Extracted data entries
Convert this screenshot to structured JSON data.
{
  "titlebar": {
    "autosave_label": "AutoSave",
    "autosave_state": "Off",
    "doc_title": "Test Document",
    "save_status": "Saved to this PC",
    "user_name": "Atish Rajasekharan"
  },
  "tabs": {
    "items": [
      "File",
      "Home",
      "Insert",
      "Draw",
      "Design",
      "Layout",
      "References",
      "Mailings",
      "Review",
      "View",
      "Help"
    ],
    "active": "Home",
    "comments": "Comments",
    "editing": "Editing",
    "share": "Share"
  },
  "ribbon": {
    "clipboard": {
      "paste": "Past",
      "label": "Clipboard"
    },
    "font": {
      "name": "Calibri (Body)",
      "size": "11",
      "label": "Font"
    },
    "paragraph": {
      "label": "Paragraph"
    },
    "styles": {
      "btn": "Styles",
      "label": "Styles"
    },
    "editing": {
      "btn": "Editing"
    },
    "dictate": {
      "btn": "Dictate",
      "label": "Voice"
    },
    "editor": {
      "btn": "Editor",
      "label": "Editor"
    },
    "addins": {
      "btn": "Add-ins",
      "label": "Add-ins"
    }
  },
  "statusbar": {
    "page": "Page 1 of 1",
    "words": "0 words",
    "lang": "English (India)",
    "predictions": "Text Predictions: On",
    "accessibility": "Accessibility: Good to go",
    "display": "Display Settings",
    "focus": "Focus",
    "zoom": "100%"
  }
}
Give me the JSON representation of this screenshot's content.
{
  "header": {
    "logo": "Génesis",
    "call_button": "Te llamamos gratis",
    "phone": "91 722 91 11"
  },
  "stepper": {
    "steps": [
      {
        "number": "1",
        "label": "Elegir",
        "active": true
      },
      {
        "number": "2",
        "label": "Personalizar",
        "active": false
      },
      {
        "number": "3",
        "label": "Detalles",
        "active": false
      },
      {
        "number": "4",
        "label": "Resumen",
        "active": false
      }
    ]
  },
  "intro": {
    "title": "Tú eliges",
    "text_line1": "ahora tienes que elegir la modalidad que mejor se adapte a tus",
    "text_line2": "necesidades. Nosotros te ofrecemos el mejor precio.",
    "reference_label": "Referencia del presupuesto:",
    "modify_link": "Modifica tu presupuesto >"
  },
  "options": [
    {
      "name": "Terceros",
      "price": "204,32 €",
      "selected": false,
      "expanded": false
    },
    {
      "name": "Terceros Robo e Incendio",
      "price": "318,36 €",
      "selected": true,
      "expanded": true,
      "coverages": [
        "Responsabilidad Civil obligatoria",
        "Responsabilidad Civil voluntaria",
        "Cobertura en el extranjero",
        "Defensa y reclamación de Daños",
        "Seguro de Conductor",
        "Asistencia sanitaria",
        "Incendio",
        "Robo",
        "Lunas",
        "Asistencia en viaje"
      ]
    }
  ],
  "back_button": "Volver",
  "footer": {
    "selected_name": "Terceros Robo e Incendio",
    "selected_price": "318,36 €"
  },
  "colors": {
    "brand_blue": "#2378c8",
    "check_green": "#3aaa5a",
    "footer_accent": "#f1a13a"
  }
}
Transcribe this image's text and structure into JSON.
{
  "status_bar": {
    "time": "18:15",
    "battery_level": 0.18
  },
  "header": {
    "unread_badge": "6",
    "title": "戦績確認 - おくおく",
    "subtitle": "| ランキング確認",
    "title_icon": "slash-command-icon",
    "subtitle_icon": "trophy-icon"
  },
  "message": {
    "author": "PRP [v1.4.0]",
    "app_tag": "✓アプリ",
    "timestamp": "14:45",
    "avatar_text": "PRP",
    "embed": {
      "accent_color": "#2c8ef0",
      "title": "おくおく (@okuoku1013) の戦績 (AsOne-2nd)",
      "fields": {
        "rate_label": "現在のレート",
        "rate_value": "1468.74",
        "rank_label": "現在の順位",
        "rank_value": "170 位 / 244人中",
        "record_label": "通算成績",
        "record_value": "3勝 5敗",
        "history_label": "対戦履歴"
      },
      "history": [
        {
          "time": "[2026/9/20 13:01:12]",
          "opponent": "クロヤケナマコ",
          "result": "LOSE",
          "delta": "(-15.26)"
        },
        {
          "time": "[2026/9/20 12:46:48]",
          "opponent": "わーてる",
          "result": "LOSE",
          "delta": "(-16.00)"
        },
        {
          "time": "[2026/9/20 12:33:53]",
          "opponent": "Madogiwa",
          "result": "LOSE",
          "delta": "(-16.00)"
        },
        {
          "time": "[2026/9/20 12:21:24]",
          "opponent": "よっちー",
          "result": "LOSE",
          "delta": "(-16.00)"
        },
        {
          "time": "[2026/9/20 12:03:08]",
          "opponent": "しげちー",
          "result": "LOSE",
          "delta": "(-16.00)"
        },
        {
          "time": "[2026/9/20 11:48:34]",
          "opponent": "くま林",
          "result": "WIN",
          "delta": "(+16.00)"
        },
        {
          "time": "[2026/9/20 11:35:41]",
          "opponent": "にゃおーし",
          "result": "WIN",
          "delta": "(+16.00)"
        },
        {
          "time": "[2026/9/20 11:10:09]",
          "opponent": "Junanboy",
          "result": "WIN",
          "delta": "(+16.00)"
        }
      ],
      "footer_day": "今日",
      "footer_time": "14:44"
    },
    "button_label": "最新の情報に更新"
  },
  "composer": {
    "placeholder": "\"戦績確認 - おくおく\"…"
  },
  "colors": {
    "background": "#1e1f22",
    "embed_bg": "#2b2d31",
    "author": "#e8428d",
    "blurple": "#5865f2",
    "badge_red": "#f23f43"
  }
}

:: STATED TASK ::
In this exercise, repeat all entries exactly.

:: SOLUTION TO THIS TASK ::
Convert this screenshot to structured JSON data.
{
  "titlebar": {
    "autosave_label": "AutoSave",
    "autosave_state": "Off",
    "doc_title": "Test Document",
    "save_status": "Saved to this PC",
    "user_name": "Atish Rajasekharan"
  },
  "tabs": {
    "items": [
      "File",
      "Home",
      "Insert",
      "Draw",
      "Design",
      "Layout",
      "References",
      "Mailings",
      "Review",
      "View",
      "Help"
    ],
    "active": "Home",
    "comments": "Comments",
    "editing": "Editing",
    "share": "Share"
  },
  "ribbon": {
    "clipboard": {
      "paste": "Past",
      "label": "Clipboard"
    },
    "font": {
      "name": "Calibri (Body)",
      "size": "11",
      "label": "Font"
    },
    "paragraph": {
      "label": "Paragraph"
    },
    "styles": {
      "btn": "Styles",
      "label": "Styles"
    },
    "editing": {
      "btn": "Editing"
    },
    "dictate": {
      "btn": "Dictate",
      "label": "Voice"
    },
    "editor": {
      "btn": "Editor",
      "label": "Editor"
    },
    "addins": {
      "btn": "Add-ins",
      "label": "Add-ins"
    }
  },
  "statusbar": {
    "page": "Page 1 of 1",
    "words": "0 words",
    "lang": "English (India)",
    "predictions": "Text Predictions: On",
    "accessibility": "Accessibility: Good to go",
    "display": "Display Settings",
    "focus": "Focus",
    "zoom": "100%"
  }
}
Give me the JSON representation of this screenshot's content.
{
  "header": {
    "logo": "Génesis",
    "call_button": "Te llamamos gratis",
    "phone": "91 722 91 11"
  },
  "stepper": {
    "steps": [
      {
        "number": "1",
        "label": "Elegir",
        "active": true
      },
      {
        "number": "2",
        "label": "Personalizar",
        "active": false
      },
      {
        "number": "3",
        "label": "Detalles",
        "active": false
      },
      {
        "number": "4",
        "label": "Resumen",
        "active": false
      }
    ]
  },
  "intro": {
    "title": "Tú eliges",
    "text_line1": "ahora tienes que elegir la modalidad que mejor se adapte a tus",
    "text_line2": "necesidades. Nosotros te ofrecemos el mejor precio.",
    "reference_label": "Referencia del presupuesto:",
    "modify_link": "Modifica tu presupuesto >"
  },
  "options": [
    {
      "name": "Terceros",
      "price": "204,32 €",
      "selected": false,
      "expanded": false
    },
    {
      "name": "Terceros Robo e Incendio",
      "price": "318,36 €",
      "selected": true,
      "expanded": true,
      "coverages": [
        "Responsabilidad Civil obligatoria",
        "Responsabilidad Civil voluntaria",
        "Cobertura en el extranjero",
        "Defensa y reclamación de Daños",
        "Seguro de Conductor",
        "Asistencia sanitaria",
        "Incendio",
        "Robo",
        "Lunas",
        "Asistencia en viaje"
      ]
    }
  ],
  "back_button": "Volver",
  "footer": {
    "selected_name": "Terceros Robo e Incendio",
    "selected_price": "318,36 €"
  },
  "colors": {
    "brand_blue": "#2378c8",
    "check_green": "#3aaa5a",
    "footer_accent": "#f1a13a"
  }
}
Transcribe this image's text and structure into JSON.
{
  "status_bar": {
    "time": "18:15",
    "battery_level": 0.18
  },
  "header": {
    "unread_badge": "6",
    "title": "戦績確認 - おくおく",
    "subtitle": "| ランキング確認",
    "title_icon": "slash-command-icon",
    "subtitle_icon": "trophy-icon"
  },
  "message": {
    "author": "PRP [v1.4.0]",
    "app_tag": "✓アプリ",
    "timestamp": "14:45",
    "avatar_text": "PRP",
    "embed": {
      "accent_color": "#2c8ef0",
      "title": "おくおく (@okuoku1013) の戦績 (AsOne-2nd)",
      "fields": {
        "rate_label": "現在のレート",
        "rate_value": "1468.74",
        "rank_label": "現在の順位",
        "rank_value": "170 位 / 244人中",
        "record_label": "通算成績",
        "record_value": "3勝 5敗",
        "history_label": "対戦履歴"
      },
      "history": [
        {
          "time": "[2026/9/20 13:01:12]",
          "opponent": "クロヤケナマコ",
          "result": "LOSE",
          "delta": "(-15.26)"
        },
        {
          "time": "[2026/9/20 12:46:48]",
          "opponent": "わーてる",
          "result": "LOSE",
          "delta": "(-16.00)"
        },
        {
          "time": "[2026/9/20 12:33:53]",
          "opponent": "Madogiwa",
          "result": "LOSE",
          "delta": "(-16.00)"
        },
        {
          "time": "[2026/9/20 12:21:24]",
          "opponent": "よっちー",
          "result": "LOSE",
          "delta": "(-16.00)"
        },
        {
          "time": "[2026/9/20 12:03:08]",
          "opponent": "しげちー",
          "result": "LOSE",
          "delta": "(-16.00)"
        },
        {
          "time": "[2026/9/20 11:48:34]",
          "opponent": "くま林",
          "result": "WIN",
          "delta": "(+16.00)"
        },
        {
          "time": "[2026/9/20 11:35:41]",
          "opponent": "にゃおーし",
          "result": "WIN",
          "delta": "(+16.00)"
        },
        {
          "time": "[2026/9/20 11:10:09]",
          "opponent": "Junanboy",
          "result": "WIN",
          "delta": "(+16.00)"
        }
      ],
      "footer_day": "今日",
      "footer_time": "14:44"
    },
    "button_label": "最新の情報に更新"
  },
  "composer": {
    "placeholder": "\"戦績確認 - おくおく\"…"
  },
  "colors": {
    "background": "#1e1f22",
    "embed_bg": "#2b2d31",
    "author": "#e8428d",
    "blurple": "#5865f2",
    "badge_red": "#f23f43"
  }
}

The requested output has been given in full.